▶ **Collection entries**:
▬▬▬▬▬▬▬▬▬▬

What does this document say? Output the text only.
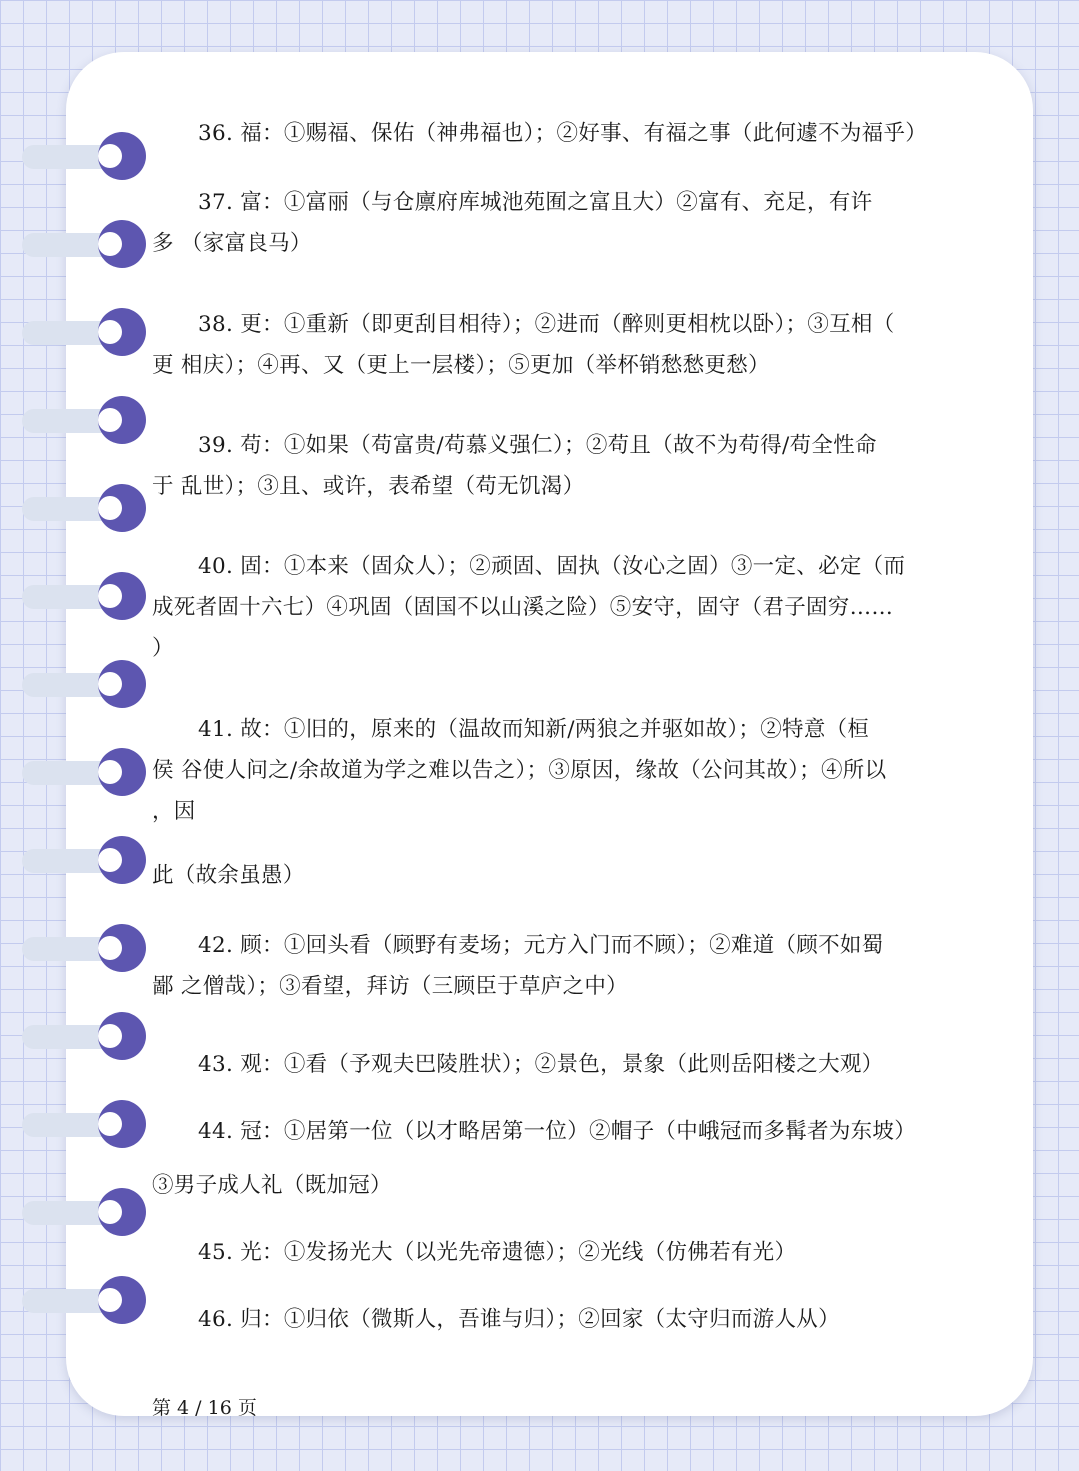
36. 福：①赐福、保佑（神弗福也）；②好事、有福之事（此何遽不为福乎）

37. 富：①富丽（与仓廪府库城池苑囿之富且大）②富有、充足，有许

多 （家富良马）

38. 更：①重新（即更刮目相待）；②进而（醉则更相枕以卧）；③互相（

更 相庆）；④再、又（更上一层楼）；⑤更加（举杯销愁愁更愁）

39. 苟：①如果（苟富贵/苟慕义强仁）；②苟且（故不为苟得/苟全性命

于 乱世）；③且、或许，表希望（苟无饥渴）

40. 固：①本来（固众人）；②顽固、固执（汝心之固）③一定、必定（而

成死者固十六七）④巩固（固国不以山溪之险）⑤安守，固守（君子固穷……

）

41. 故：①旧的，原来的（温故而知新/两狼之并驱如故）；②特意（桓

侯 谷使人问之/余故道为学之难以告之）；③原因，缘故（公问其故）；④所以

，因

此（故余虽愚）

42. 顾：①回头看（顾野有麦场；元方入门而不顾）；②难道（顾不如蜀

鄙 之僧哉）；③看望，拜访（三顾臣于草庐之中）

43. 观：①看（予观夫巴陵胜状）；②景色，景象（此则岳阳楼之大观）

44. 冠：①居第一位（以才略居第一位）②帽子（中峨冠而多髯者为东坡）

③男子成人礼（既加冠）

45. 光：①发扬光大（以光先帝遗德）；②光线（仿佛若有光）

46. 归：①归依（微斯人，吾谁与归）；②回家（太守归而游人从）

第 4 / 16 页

▬▬▬▬▬▬▬▬▬▬

Leave out the pictures and output every record above precisely as given.

▶ **Written solution**:
What does this document say? Output the text only.
36. 福：①赐福、保佑（神弗福也）；②好事、有福之事（此何遽不为福乎）

37. 富：①富丽（与仓廪府库城池苑囿之富且大）②富有、充足，有许

多 （家富良马）

38. 更：①重新（即更刮目相待）；②进而（醉则更相枕以卧）；③互相（

更 相庆）；④再、又（更上一层楼）；⑤更加（举杯销愁愁更愁）

39. 苟：①如果（苟富贵/苟慕义强仁）；②苟且（故不为苟得/苟全性命

于 乱世）；③且、或许，表希望（苟无饥渴）

40. 固：①本来（固众人）；②顽固、固执（汝心之固）③一定、必定（而

成死者固十六七）④巩固（固国不以山溪之险）⑤安守，固守（君子固穷……

）

41. 故：①旧的，原来的（温故而知新/两狼之并驱如故）；②特意（桓

侯 谷使人问之/余故道为学之难以告之）；③原因，缘故（公问其故）；④所以

，因

此（故余虽愚）

42. 顾：①回头看（顾野有麦场；元方入门而不顾）；②难道（顾不如蜀

鄙 之僧哉）；③看望，拜访（三顾臣于草庐之中）

43. 观：①看（予观夫巴陵胜状）；②景色，景象（此则岳阳楼之大观）

44. 冠：①居第一位（以才略居第一位）②帽子（中峨冠而多髯者为东坡）

③男子成人礼（既加冠）

45. 光：①发扬光大（以光先帝遗德）；②光线（仿佛若有光）

46. 归：①归依（微斯人，吾谁与归）；②回家（太守归而游人从）

第 4 / 16 页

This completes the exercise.